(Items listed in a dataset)
§
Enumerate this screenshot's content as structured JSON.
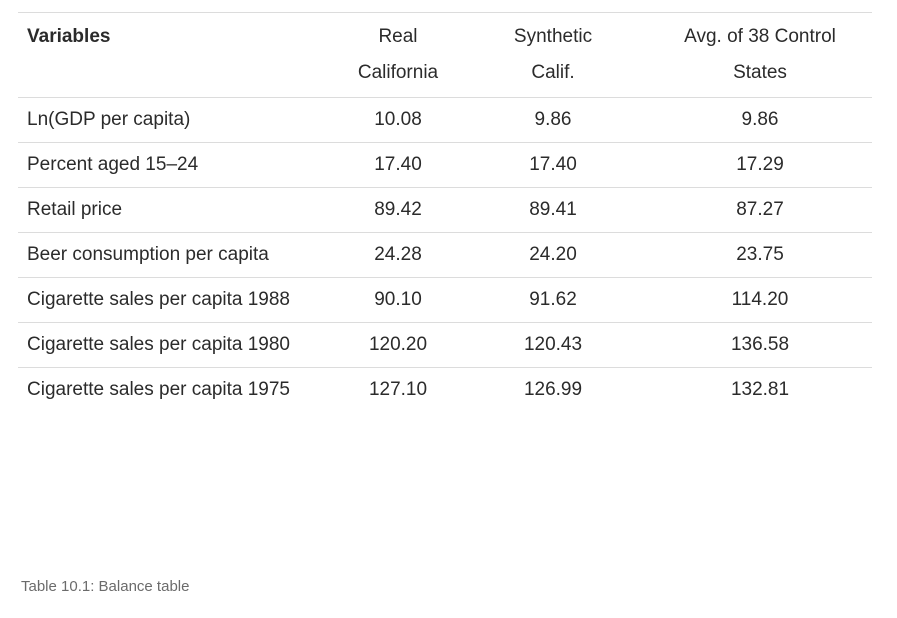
{
  "table": {
    "headers": [
      "Variables",
      "Real\nCalifornia",
      "Synthetic\nCalif.",
      "Avg. of 38 Control\nStates"
    ],
    "rows": [
      {
        "variable": "Ln(GDP per capita)",
        "real": "10.08",
        "synthetic": "9.86",
        "avg": "9.86"
      },
      {
        "variable": "Percent aged 15–24",
        "real": "17.40",
        "synthetic": "17.40",
        "avg": "17.29"
      },
      {
        "variable": "Retail price",
        "real": "89.42",
        "synthetic": "89.41",
        "avg": "87.27"
      },
      {
        "variable": "Beer consumption per capita",
        "real": "24.28",
        "synthetic": "24.20",
        "avg": "23.75"
      },
      {
        "variable": "Cigarette sales per capita 1988",
        "real": "90.10",
        "synthetic": "91.62",
        "avg": "114.20"
      },
      {
        "variable": "Cigarette sales per capita 1980",
        "real": "120.20",
        "synthetic": "120.43",
        "avg": "136.58"
      },
      {
        "variable": "Cigarette sales per capita 1975",
        "real": "127.10",
        "synthetic": "126.99",
        "avg": "132.81"
      }
    ]
  },
  "caption": "Table 10.1: Balance table"
}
§
Output the data exactly. Pictures don't belong in the result.

### [Worked answer]
Enumerate this screenshot's content as structured JSON.
{
  "table": {
    "headers": [
      "Variables",
      "Real\nCalifornia",
      "Synthetic\nCalif.",
      "Avg. of 38 Control\nStates"
    ],
    "rows": [
      {
        "variable": "Ln(GDP per capita)",
        "real": "10.08",
        "synthetic": "9.86",
        "avg": "9.86"
      },
      {
        "variable": "Percent aged 15–24",
        "real": "17.40",
        "synthetic": "17.40",
        "avg": "17.29"
      },
      {
        "variable": "Retail price",
        "real": "89.42",
        "synthetic": "89.41",
        "avg": "87.27"
      },
      {
        "variable": "Beer consumption per capita",
        "real": "24.28",
        "synthetic": "24.20",
        "avg": "23.75"
      },
      {
        "variable": "Cigarette sales per capita 1988",
        "real": "90.10",
        "synthetic": "91.62",
        "avg": "114.20"
      },
      {
        "variable": "Cigarette sales per capita 1980",
        "real": "120.20",
        "synthetic": "120.43",
        "avg": "136.58"
      },
      {
        "variable": "Cigarette sales per capita 1975",
        "real": "127.10",
        "synthetic": "126.99",
        "avg": "132.81"
      }
    ]
  },
  "caption": "Table 10.1: Balance table"
}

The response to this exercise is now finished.